WORK REQUIRED: Show every line containing "Általános" by copying it.

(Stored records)
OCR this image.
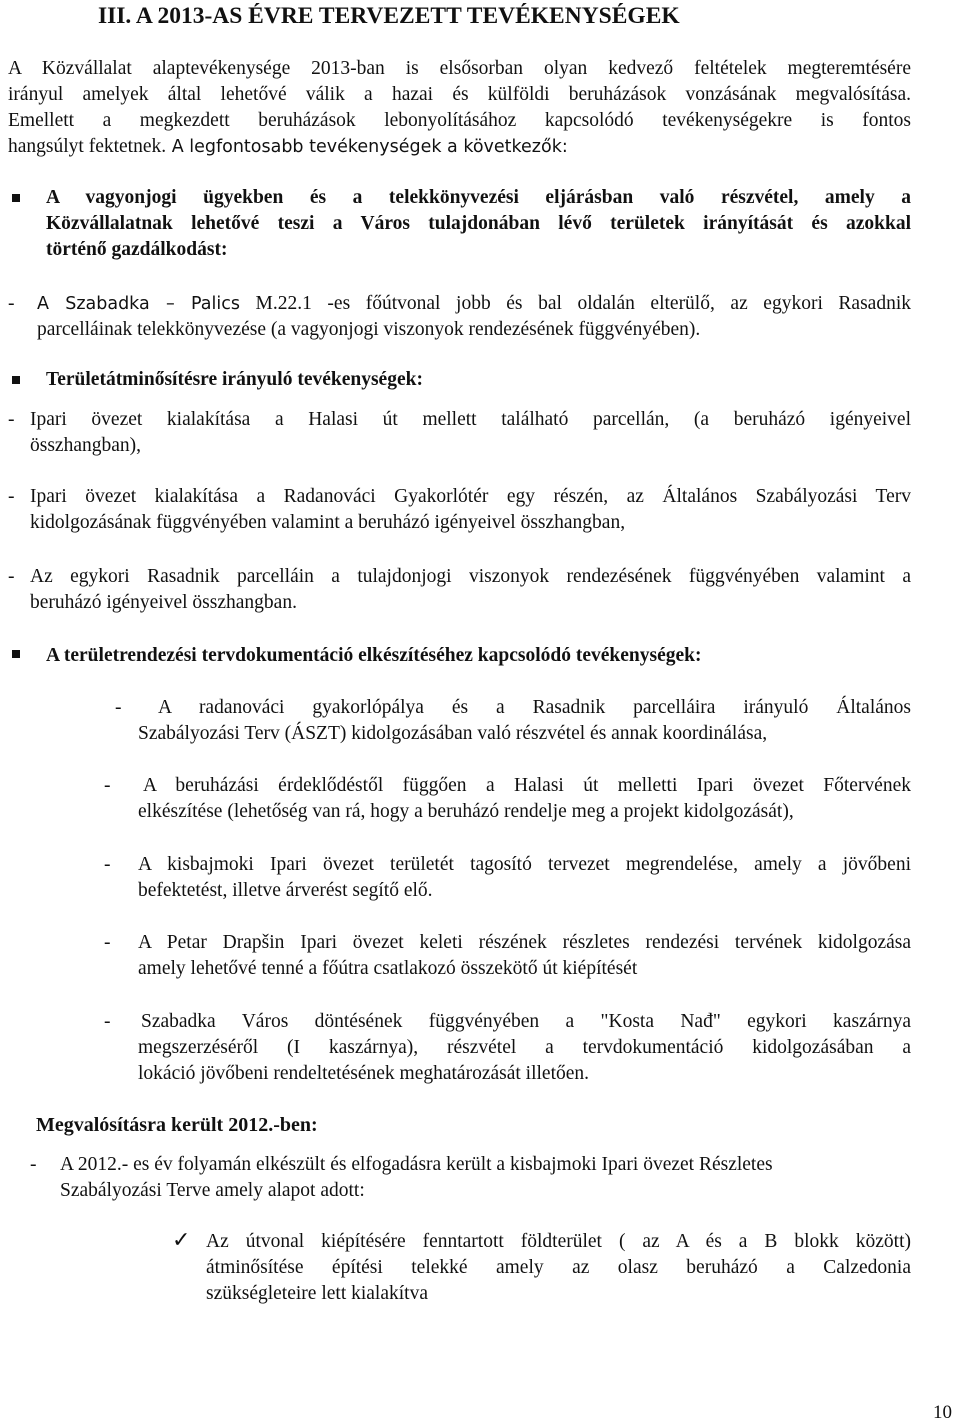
III. A 2013-AS ÉVRE TERVEZETT TEVÉKENYSÉGEK
A Közvállalat alaptevékenysége 2013-ban is elsősorban olyan kedvező feltételek megteremtésére
irányul amelyek által lehetővé válik a hazai és külföldi beruházások vonzásának megvalósítása.
Emellett a megkezdett beruházások lebonyolításához kapcsolódó tevékenységekre is fontos
hangsúlyt fektetnek. A legfontosabb tevékenységek a következők:
A vagyonjogi ügyekben és a telekkönyvezési eljárásban való részvétel, amely a
Közvállalatnak lehetővé teszi a Város tulajdonában lévő területek irányítását és azokkal
történő gazdálkodást:
- A Szabadka – Palics M.22.1 -es főútvonal jobb és bal oldalán elterülő, az egykori Rasadnik
parcelláinak telekkönyvezése (a vagyonjogi viszonyok rendezésének függvényében).
Területátminősítésre irányuló tevékenységek:
- Ipari övezet kialakítása a Halasi út mellett található parcellán, (a beruházó igényeivel
összhangban),
- Ipari övezet kialakítása a Radanováci Gyakorlótér egy részén, az Általános Szabályozási Terv
kidolgozásának függvényében valamint a beruházó igényeivel összhangban,
- Az egykori Rasadnik parcelláin a tulajdonjogi viszonyok rendezésének függvényében valamint a
beruházó igényeivel összhangban.
A területrendezési tervdokumentáció elkészítéséhez kapcsolódó tevékenységek:
-	A radanováci gyakorlópálya és a Rasadnik parcelláira irányuló Általános
Szabályozási Terv (ÁSZT) kidolgozásában való részvétel és annak koordinálása,
- A beruházási érdeklődéstől függően a Halasi út melletti Ipari övezet Főtervének
elkészítése (lehetőség van rá, hogy a beruházó rendelje meg a projekt kidolgozását),
- A kisbajmoki Ipari övezet területét tagosító tervezet megrendelése, amely a jövőbeni
befektetést, illetve árverést segítő elő.
- A Petar Drapšin Ipari övezet keleti részének részletes rendezési tervének kidolgozása
amely lehetővé tenné a főútra csatlakozó összekötő út kiépítését
- Szabadka Város döntésének függvényében a "Kosta Nađ" egykori kaszárnya
megszerzéséről (I kaszárnya), részvétel a tervdokumentáció kidolgozásában a
lokáció jövőbeni rendeltetésének meghatározását illetően.
Megvalósításra került 2012.-ben:
- A 2012.- es év folyamán elkészült és elfogadásra került a kisbajmoki Ipari övezet Részletes
Szabályozási Terve amely alapot adott:
✓ Az útvonal kiépítésére fenntartott földterület ( az A és a B blokk között)
átminősítése építési telekké amely az olasz beruházó a Calzedonia
szükségleteire lett kialakítva
10
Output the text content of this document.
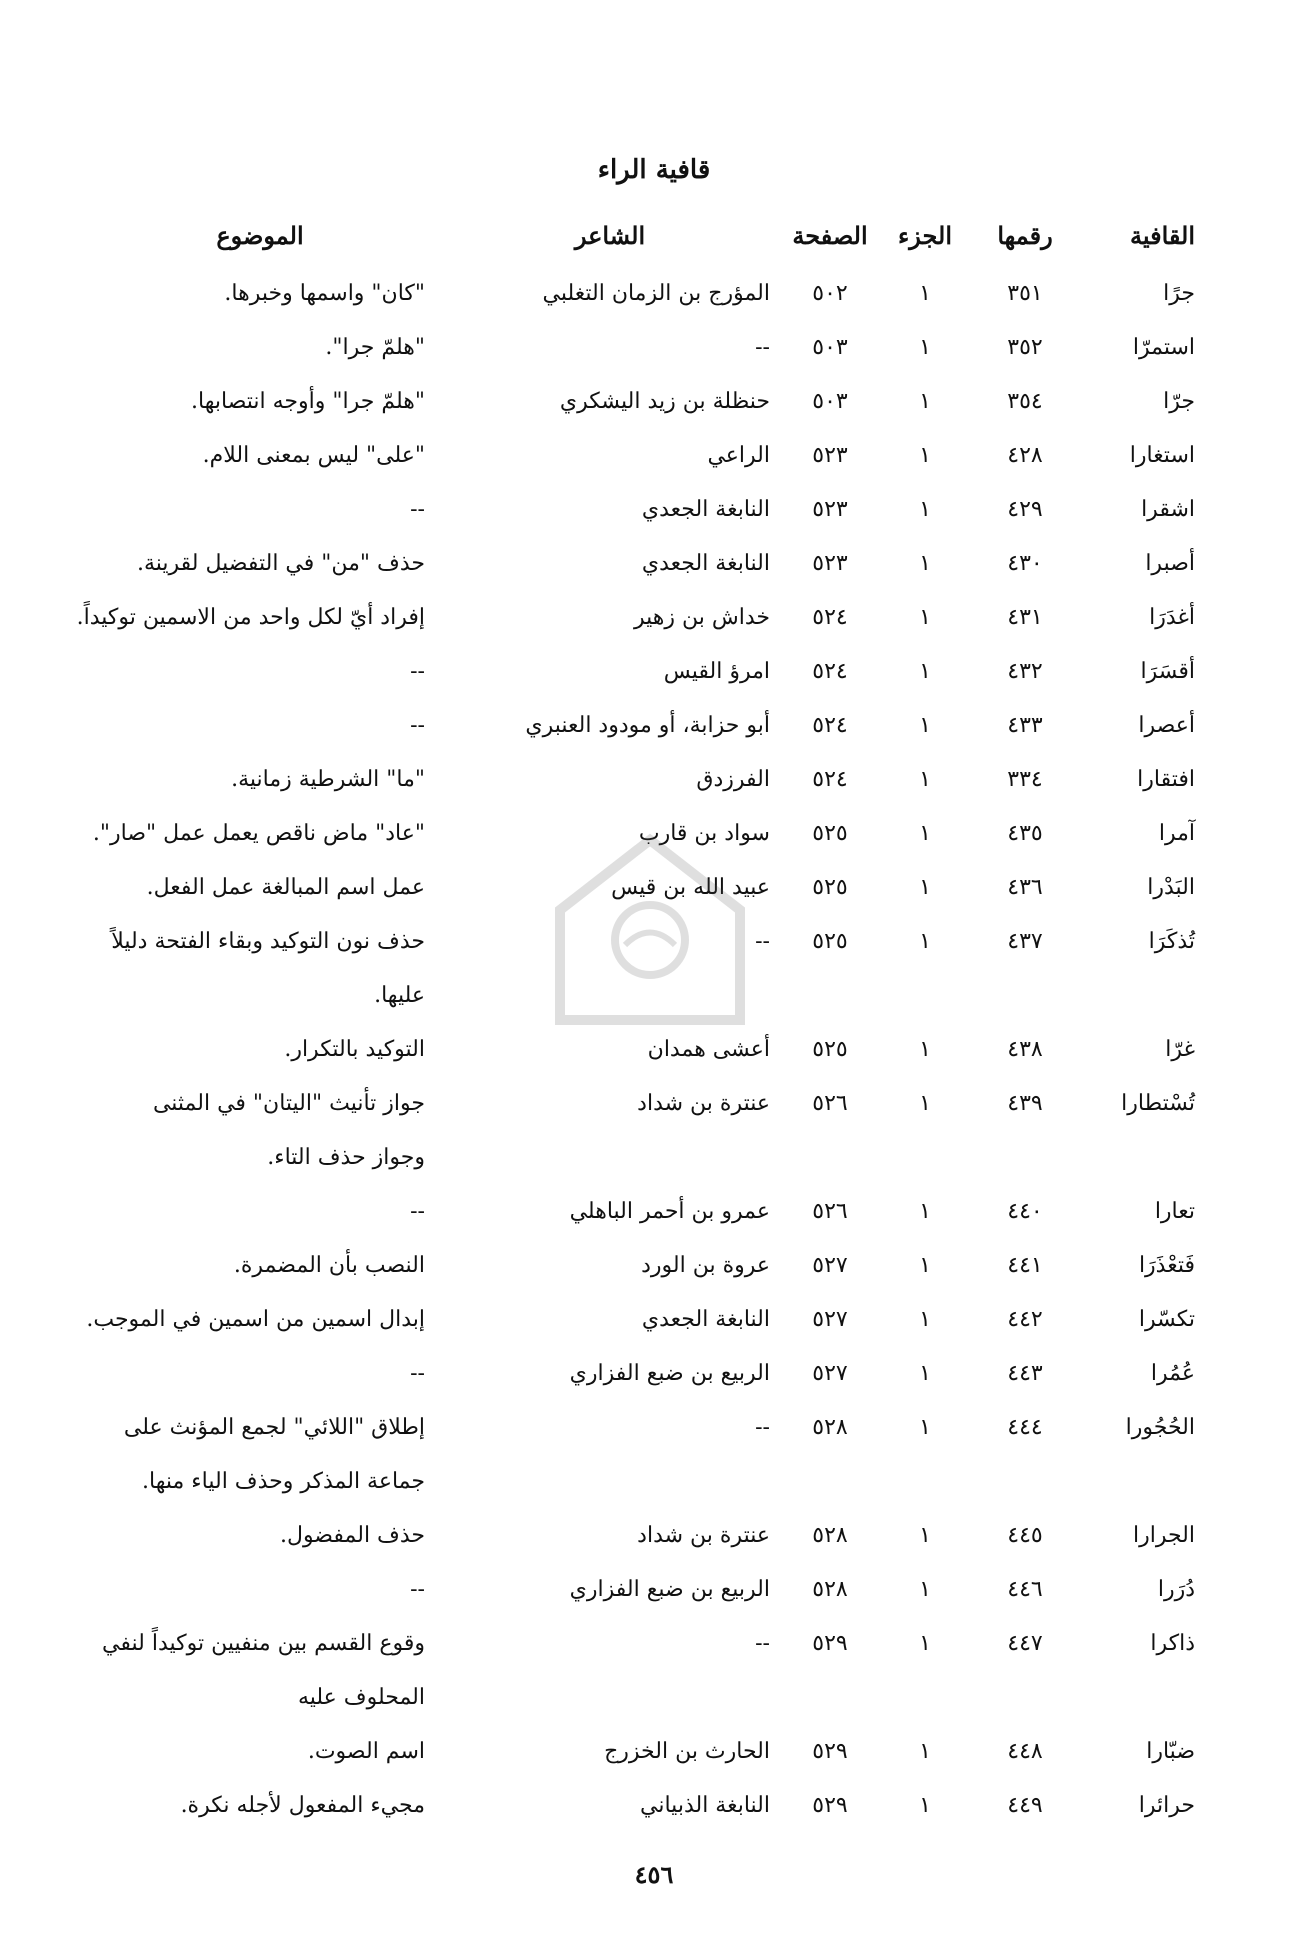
قافية الراء
القافية
رقمها
الجزء
الصفحة
الشاعر
الموضوع
جرًا
٣٥١
١
٥٠٢
المؤرج بن الزمان التغلبي
"كان" واسمها وخبرها.
استمرّا
٣٥٢
١
٥٠٣
--
"هلمّ جرا".
جرّا
٣٥٤
١
٥٠٣
حنظلة بن زيد اليشكري
"هلمّ جرا" وأوجه انتصابها.
استغارا
٤٢٨
١
٥٢٣
الراعي
"على" ليس بمعنى اللام.
اشقرا
٤٢٩
١
٥٢٣
النابغة الجعدي
--
أصبرا
٤٣٠
١
٥٢٣
النابغة الجعدي
حذف "من" في التفضيل لقرينة.
أغدَرَا
٤٣١
١
٥٢٤
خداش بن زهير
إفراد أيّ لكل واحد من الاسمين توكيداً.
أقسَرَا
٤٣٢
١
٥٢٤
امرؤ القيس
--
أعصرا
٤٣٣
١
٥٢٤
أبو حزابة، أو مودود العنبري
--
افتقارا
٣٣٤
١
٥٢٤
الفرزدق
"ما" الشرطية زمانية.
آمرا
٤٣٥
١
٥٢٥
سواد بن قارب
"عاد" ماض ناقص يعمل عمل "صار".
البَدْرا
٤٣٦
١
٥٢٥
عبيد الله بن قيس
عمل اسم المبالغة عمل الفعل.
تُذكَرَا
٤٣٧
١
٥٢٥
--
حذف نون التوكيد وبقاء الفتحة دليلاً عليها.
غرّا
٤٣٨
١
٥٢٥
أعشى همدان
التوكيد بالتكرار.
تُسْتطارا
٤٣٩
١
٥٢٦
عنترة بن شداد
جواز تأنيث "اليتان" في المثنى وجواز حذف التاء.
تعارا
٤٤٠
١
٥٢٦
عمرو بن أحمر الباهلي
--
فَتعْذَرَا
٤٤١
١
٥٢٧
عروة بن الورد
النصب بأن المضمرة.
تكسّرا
٤٤٢
١
٥٢٧
النابغة الجعدي
إبدال اسمين من اسمين في الموجب.
عُمُرا
٤٤٣
١
٥٢٧
الربيع بن ضبع الفزاري
--
الحُجُورا
٤٤٤
١
٥٢٨
--
إطلاق "اللائي" لجمع المؤنث على جماعة المذكر وحذف الياء منها.
الجرارا
٤٤٥
١
٥٢٨
عنترة بن شداد
حذف المفضول.
دُرَرا
٤٤٦
١
٥٢٨
الربيع بن ضبع الفزاري
--
ذاكرا
٤٤٧
١
٥٢٩
--
وقوع القسم بين منفيين توكيداً لنفي المحلوف عليه
ضبّارا
٤٤٨
١
٥٢٩
الحارث بن الخزرج
اسم الصوت.
حرائرا
٤٤٩
١
٥٢٩
النابغة الذبياني
مجيء المفعول لأجله نكرة.
٤٥٦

ANSWER TO THE TASK:
- Ipari övezet kialakítása a Radanováci Gyakorlótér egy részén, az Általános Szabályozási Terv
-	A radanováci gyakorlópálya és a Rasadnik parcelláira irányuló Általános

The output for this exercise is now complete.